■ Directions: Do not carry the pictures over; copy every other part of the entries exactly.

[Entries from a dataset]

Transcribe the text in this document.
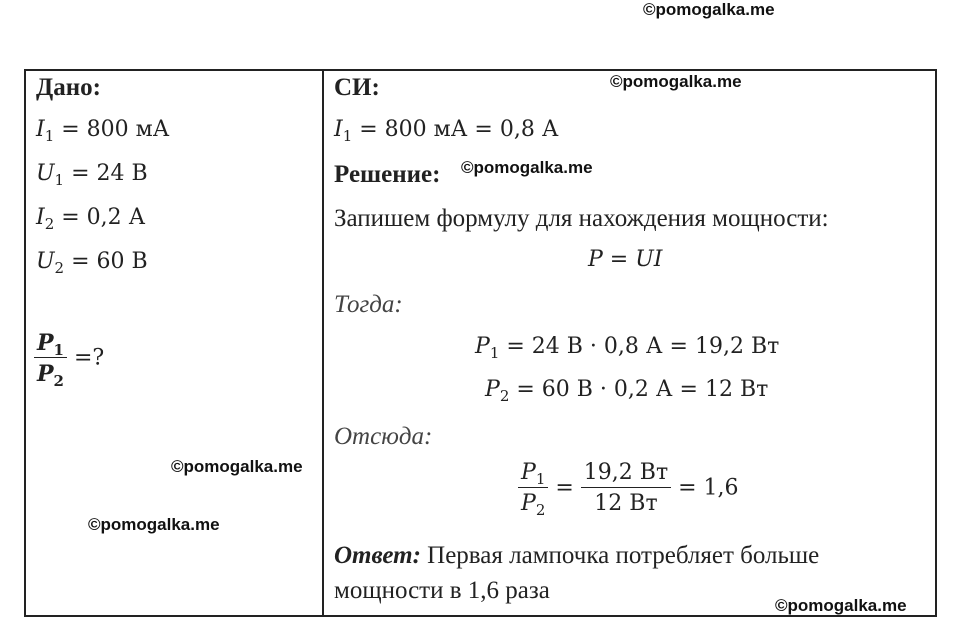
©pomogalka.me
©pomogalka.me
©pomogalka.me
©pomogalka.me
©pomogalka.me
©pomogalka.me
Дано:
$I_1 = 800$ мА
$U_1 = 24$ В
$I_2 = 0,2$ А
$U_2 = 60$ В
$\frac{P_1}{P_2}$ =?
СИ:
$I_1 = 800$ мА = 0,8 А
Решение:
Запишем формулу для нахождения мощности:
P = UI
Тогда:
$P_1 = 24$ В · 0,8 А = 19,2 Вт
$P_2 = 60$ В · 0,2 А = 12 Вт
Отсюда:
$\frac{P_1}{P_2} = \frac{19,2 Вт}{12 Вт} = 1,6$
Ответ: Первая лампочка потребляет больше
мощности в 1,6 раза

■ Result below:
Transcribe the text in this document.
©pomogalka.me
©pomogalka.me
©pomogalka.me
©pomogalka.me
©pomogalka.me
©pomogalka.me
Дано:
$I_1 = 800$ мА
$U_1 = 24$ В
$I_2 = 0,2$ А
$U_2 = 60$ В
$\frac{P_1}{P_2}$ =?
СИ:
$I_1 = 800$ мА = 0,8 А
Решение:
Запишем формулу для нахождения мощности:
P = UI
Тогда:
$P_1 = 24$ В · 0,8 А = 19,2 Вт
$P_2 = 60$ В · 0,2 А = 12 Вт
Отсюда:
$\frac{P_1}{P_2} = \frac{19,2 Вт}{12 Вт} = 1,6$
Ответ: Первая лампочка потребляет больше
мощности в 1,6 раза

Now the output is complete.